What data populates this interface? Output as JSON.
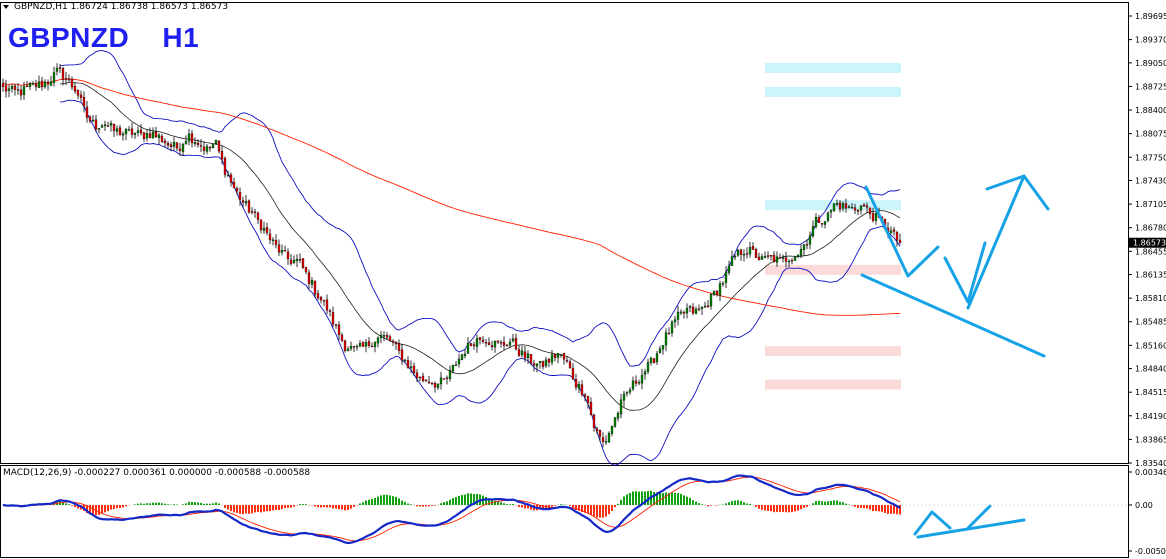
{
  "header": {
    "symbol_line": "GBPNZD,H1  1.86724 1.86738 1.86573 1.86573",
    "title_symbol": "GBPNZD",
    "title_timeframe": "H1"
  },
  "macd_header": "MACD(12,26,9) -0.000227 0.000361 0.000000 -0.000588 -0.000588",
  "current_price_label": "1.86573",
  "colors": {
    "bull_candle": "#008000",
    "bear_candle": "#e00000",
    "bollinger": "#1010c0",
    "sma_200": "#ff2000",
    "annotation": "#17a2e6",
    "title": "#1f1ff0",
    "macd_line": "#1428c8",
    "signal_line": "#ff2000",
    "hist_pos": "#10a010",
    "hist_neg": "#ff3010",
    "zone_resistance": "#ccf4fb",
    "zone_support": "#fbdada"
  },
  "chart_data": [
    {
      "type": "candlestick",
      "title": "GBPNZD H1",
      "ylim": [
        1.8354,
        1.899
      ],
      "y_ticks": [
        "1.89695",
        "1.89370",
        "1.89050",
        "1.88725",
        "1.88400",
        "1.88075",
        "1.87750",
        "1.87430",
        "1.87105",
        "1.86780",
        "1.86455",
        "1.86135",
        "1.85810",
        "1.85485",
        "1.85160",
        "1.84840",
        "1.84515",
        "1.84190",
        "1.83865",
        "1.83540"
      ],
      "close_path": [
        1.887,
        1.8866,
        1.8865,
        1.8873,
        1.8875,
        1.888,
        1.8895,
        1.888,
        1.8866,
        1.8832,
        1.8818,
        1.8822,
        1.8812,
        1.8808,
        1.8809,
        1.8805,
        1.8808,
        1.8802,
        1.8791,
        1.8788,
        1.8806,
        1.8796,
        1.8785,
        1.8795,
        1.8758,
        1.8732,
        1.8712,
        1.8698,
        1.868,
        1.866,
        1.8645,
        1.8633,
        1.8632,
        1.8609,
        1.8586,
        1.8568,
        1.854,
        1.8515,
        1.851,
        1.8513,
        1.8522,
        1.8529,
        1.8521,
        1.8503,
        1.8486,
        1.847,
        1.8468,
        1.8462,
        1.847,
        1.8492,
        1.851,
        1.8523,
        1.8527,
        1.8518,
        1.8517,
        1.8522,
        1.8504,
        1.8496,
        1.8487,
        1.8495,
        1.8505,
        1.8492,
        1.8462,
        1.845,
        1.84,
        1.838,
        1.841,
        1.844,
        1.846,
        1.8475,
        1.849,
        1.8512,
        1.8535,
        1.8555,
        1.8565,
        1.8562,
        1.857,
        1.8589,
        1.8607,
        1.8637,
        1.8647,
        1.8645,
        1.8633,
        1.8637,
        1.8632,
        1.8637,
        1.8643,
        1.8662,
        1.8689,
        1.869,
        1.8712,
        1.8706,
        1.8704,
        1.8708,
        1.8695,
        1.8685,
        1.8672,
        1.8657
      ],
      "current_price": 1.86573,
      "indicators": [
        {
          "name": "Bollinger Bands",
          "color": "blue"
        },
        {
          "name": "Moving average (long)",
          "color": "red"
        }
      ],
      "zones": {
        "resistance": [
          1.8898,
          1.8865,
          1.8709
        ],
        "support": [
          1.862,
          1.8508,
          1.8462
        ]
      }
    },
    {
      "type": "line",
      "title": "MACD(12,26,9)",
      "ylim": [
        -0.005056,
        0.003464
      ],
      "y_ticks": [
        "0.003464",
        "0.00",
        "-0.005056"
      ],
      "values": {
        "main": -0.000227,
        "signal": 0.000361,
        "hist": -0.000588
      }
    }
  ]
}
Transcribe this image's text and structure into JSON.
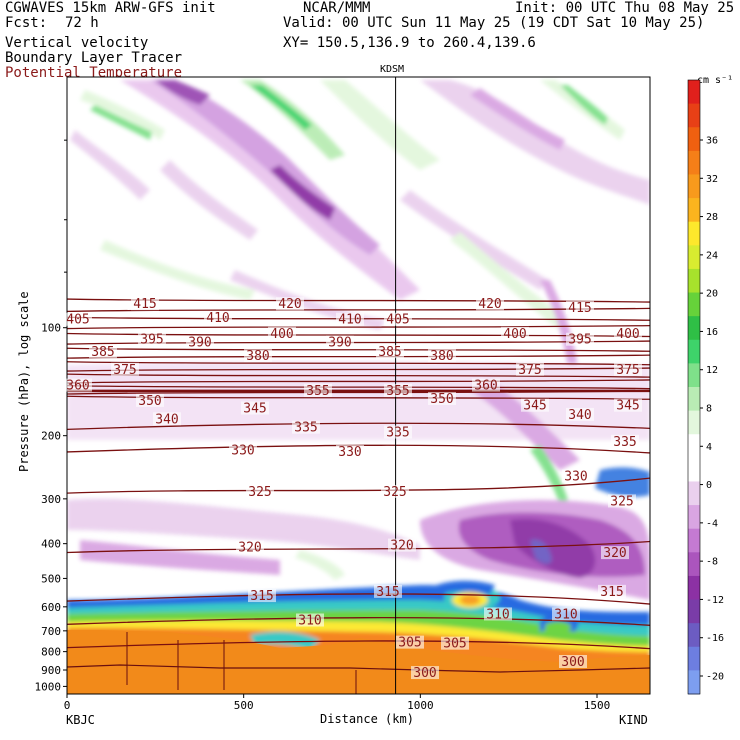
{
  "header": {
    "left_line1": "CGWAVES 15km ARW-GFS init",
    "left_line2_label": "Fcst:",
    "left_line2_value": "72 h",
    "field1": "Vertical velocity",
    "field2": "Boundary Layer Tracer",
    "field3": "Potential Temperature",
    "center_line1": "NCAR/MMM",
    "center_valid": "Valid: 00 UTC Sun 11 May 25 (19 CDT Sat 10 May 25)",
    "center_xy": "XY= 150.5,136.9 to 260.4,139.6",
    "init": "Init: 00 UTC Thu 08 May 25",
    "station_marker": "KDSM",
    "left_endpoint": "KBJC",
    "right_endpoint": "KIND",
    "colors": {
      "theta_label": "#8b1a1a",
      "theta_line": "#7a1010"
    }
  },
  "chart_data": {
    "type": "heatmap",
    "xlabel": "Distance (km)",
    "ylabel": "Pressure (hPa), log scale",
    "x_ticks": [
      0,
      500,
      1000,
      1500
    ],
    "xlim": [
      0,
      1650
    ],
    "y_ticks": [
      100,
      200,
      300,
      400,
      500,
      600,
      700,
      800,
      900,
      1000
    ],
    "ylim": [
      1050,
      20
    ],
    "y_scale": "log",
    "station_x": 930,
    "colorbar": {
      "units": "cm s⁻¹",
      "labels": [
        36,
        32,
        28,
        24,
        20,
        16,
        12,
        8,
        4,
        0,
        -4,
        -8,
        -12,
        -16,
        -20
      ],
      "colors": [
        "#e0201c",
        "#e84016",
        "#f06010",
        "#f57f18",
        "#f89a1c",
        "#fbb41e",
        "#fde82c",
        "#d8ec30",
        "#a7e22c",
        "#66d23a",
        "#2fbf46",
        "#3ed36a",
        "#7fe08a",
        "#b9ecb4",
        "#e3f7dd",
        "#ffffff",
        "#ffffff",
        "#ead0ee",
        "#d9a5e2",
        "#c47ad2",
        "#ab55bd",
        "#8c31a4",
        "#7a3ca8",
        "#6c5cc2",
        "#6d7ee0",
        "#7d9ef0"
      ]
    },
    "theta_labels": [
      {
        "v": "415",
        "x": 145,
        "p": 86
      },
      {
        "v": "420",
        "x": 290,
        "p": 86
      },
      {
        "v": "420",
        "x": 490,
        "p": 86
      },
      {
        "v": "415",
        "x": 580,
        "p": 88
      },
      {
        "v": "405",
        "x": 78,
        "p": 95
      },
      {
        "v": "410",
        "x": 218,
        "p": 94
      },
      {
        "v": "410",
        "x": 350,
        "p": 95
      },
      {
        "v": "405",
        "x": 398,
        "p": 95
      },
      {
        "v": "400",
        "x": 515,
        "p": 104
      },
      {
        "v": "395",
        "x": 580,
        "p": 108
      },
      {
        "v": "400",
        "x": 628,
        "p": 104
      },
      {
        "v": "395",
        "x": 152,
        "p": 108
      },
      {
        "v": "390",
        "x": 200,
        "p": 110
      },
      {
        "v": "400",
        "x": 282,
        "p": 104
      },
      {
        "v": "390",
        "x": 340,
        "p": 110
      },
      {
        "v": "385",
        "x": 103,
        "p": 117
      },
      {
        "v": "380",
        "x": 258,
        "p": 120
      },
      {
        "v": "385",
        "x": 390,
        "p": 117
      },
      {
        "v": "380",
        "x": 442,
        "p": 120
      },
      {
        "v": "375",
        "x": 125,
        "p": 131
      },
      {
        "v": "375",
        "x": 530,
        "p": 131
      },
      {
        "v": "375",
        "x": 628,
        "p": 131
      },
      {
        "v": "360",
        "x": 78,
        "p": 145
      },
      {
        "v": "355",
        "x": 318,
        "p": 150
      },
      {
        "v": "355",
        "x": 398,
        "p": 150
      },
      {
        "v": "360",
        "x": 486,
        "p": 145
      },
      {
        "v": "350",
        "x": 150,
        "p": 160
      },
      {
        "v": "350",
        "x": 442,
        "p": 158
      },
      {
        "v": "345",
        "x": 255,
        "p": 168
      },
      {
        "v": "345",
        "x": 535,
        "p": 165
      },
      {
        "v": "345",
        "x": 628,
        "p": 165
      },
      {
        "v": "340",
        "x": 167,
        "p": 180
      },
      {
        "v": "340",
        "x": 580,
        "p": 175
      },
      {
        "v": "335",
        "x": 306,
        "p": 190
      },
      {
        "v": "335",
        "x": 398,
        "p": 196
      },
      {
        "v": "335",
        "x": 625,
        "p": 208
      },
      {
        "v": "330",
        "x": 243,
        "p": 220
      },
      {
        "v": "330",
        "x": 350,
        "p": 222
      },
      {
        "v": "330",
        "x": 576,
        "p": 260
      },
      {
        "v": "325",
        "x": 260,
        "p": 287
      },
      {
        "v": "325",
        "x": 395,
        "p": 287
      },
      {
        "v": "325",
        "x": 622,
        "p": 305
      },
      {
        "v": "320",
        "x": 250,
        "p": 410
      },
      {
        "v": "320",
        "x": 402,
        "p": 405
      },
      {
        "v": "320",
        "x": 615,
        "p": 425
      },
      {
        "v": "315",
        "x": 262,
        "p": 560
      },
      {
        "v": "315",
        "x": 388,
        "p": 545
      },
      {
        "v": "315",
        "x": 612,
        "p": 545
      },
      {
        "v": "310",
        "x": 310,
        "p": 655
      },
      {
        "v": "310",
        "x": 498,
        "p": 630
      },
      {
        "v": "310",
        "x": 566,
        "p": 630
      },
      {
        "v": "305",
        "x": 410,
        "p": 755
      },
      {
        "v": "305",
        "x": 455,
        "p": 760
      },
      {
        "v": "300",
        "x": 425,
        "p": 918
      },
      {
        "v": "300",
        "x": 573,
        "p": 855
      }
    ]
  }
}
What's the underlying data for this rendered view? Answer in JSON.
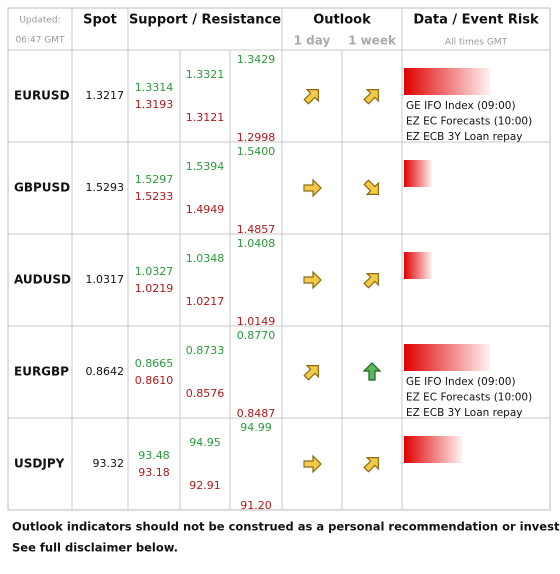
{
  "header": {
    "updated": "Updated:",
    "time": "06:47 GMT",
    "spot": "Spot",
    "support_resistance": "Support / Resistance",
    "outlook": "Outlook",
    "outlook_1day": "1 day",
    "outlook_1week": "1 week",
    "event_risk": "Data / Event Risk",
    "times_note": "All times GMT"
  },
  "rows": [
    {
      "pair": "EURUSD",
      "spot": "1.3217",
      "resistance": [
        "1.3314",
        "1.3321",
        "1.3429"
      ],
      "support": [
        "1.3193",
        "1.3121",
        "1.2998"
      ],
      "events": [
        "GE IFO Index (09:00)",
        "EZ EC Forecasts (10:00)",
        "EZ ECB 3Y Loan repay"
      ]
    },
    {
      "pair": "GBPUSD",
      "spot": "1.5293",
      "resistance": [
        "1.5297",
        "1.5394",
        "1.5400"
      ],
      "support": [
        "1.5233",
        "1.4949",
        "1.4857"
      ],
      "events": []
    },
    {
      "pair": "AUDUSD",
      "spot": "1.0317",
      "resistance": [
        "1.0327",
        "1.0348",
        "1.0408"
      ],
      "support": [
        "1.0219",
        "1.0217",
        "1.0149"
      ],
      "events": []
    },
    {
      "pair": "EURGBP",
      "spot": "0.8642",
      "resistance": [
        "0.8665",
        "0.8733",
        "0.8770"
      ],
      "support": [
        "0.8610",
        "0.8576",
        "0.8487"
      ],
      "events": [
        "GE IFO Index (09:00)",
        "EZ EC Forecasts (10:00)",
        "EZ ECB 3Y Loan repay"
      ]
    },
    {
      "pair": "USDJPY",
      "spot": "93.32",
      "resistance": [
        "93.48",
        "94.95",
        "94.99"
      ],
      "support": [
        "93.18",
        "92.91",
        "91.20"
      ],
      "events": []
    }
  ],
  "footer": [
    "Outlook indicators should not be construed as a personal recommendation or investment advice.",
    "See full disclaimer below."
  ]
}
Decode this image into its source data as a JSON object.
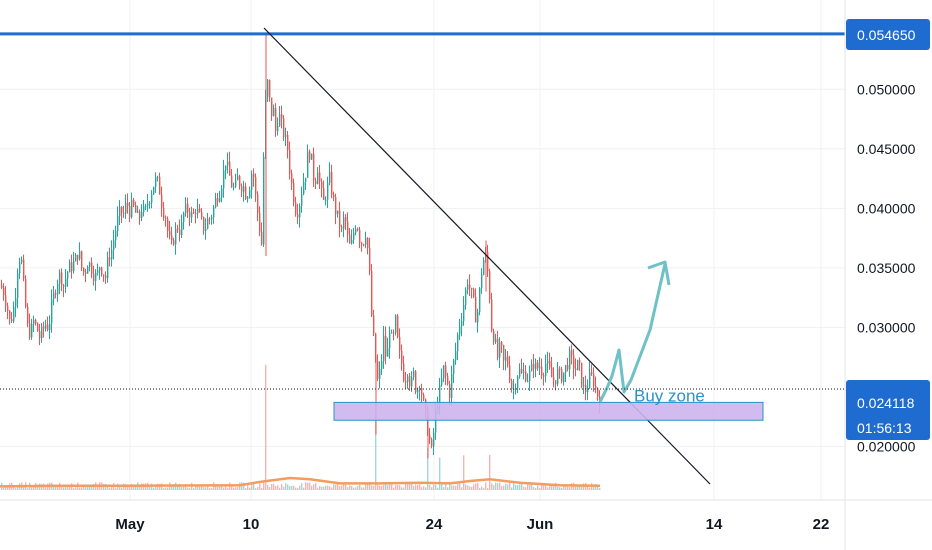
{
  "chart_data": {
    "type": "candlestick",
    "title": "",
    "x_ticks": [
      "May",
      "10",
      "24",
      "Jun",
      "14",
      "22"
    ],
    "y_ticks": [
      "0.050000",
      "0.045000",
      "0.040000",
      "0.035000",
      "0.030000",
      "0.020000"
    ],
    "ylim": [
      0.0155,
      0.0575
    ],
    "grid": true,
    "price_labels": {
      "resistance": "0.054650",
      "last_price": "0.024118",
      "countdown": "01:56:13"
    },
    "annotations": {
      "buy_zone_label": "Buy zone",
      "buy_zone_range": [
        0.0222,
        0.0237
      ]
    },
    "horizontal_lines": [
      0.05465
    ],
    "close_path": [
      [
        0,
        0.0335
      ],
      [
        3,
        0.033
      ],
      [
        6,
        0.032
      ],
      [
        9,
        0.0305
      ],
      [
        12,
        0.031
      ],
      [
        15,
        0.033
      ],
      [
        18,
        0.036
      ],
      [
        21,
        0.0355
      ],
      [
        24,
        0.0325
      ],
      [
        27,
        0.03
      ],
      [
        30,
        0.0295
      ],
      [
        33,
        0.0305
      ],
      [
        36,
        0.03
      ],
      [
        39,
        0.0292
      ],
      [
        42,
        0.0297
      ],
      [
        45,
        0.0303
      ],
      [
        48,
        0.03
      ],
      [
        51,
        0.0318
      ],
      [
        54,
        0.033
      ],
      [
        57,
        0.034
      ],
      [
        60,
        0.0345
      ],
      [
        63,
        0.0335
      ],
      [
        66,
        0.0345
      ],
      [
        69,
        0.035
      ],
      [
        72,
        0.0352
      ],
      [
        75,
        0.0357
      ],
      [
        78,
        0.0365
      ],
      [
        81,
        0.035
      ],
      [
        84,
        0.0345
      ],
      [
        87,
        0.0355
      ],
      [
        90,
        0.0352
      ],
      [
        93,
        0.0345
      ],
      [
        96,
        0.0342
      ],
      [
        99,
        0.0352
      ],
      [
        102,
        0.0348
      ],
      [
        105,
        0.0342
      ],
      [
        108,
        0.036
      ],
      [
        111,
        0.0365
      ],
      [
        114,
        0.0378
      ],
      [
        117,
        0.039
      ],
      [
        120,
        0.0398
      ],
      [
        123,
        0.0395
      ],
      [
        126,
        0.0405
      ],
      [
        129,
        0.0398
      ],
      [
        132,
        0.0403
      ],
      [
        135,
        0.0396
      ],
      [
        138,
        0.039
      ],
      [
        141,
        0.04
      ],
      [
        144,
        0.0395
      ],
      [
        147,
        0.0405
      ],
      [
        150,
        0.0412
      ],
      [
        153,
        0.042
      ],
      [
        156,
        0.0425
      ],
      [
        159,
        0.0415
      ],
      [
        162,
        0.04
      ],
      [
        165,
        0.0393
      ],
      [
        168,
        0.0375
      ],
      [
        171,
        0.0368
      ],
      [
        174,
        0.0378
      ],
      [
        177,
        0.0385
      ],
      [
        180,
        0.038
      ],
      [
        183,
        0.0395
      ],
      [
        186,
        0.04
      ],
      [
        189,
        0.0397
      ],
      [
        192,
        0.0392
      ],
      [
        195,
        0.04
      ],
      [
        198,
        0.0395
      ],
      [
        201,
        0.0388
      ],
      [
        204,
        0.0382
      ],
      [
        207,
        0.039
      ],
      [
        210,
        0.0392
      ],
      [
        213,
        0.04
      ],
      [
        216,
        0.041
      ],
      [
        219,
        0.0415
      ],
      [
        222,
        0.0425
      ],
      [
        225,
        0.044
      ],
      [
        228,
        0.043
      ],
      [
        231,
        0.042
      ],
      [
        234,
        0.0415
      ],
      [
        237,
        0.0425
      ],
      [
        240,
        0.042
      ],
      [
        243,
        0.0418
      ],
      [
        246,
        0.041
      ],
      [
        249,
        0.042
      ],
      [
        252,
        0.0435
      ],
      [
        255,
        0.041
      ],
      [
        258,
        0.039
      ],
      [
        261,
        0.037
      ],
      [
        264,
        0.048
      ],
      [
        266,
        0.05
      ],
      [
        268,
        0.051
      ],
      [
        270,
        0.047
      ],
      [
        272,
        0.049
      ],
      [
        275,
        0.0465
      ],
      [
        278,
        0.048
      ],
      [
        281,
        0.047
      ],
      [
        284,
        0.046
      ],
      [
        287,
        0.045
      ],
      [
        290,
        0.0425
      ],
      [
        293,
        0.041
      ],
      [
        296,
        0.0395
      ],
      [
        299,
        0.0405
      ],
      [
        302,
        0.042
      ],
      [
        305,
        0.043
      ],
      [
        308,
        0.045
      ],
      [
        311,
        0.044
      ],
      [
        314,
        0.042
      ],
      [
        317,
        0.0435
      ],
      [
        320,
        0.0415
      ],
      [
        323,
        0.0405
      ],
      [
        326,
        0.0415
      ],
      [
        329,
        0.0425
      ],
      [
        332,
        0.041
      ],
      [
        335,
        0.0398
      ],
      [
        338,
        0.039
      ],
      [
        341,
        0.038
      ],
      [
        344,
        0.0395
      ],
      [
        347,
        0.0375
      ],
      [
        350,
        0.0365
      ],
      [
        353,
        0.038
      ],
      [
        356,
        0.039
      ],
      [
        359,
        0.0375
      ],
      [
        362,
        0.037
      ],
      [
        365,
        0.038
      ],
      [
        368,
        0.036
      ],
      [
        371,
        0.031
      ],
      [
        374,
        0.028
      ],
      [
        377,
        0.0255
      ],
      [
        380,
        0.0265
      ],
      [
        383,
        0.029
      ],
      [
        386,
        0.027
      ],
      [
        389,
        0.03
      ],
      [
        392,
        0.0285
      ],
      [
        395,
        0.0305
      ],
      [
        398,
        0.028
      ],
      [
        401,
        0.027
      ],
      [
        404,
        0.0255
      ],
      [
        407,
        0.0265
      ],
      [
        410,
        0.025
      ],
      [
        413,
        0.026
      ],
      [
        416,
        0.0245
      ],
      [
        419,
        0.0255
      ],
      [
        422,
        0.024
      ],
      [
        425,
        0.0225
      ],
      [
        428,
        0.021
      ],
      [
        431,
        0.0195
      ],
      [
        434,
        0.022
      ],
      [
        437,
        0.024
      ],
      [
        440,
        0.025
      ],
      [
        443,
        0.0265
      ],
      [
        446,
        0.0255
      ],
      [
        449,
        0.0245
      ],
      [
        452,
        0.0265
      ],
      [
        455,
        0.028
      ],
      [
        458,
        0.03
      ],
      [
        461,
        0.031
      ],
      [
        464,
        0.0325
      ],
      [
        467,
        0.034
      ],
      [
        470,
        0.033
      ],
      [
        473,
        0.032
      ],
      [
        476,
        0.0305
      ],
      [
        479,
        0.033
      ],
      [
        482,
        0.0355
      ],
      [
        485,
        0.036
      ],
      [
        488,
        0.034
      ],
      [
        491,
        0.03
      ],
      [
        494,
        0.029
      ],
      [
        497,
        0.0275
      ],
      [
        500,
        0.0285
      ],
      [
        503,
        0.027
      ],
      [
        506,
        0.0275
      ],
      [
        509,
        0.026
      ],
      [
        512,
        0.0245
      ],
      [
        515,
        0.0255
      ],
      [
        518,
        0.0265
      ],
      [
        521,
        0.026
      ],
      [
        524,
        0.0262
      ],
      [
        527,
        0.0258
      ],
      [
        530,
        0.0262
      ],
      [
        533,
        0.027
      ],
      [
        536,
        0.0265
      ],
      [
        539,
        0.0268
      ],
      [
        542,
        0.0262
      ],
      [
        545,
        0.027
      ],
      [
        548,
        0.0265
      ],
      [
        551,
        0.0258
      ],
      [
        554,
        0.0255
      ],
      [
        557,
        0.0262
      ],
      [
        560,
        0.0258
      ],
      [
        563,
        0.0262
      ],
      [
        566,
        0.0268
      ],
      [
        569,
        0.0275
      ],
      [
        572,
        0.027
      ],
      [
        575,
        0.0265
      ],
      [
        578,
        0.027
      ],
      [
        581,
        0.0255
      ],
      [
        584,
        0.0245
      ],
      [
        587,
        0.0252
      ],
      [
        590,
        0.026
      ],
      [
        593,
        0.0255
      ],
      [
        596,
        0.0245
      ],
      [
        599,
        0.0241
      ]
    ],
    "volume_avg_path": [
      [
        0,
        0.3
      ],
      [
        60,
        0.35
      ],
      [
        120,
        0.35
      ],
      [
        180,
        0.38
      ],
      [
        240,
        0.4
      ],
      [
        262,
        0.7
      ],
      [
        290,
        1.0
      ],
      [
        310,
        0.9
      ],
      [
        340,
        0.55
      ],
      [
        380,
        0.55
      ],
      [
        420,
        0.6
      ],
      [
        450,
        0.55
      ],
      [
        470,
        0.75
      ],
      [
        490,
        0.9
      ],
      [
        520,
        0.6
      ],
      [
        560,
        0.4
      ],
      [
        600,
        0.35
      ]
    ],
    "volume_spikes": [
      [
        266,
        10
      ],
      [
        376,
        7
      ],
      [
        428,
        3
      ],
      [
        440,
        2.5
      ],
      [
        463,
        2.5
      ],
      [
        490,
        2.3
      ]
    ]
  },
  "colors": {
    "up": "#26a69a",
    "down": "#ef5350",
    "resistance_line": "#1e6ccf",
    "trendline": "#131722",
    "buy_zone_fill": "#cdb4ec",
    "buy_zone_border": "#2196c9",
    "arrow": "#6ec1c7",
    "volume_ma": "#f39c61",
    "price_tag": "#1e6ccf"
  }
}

————

_WHAT IS EXPECTED_.
Write out each line of the data that holds the string "pair".

_SOLUTION_.
      "pair": "EURUSD",
      "pair": "GBPUSD",
      "pair": "AUDUSD",
      "pair": "EURGBP",
      "pair": "USDJPY",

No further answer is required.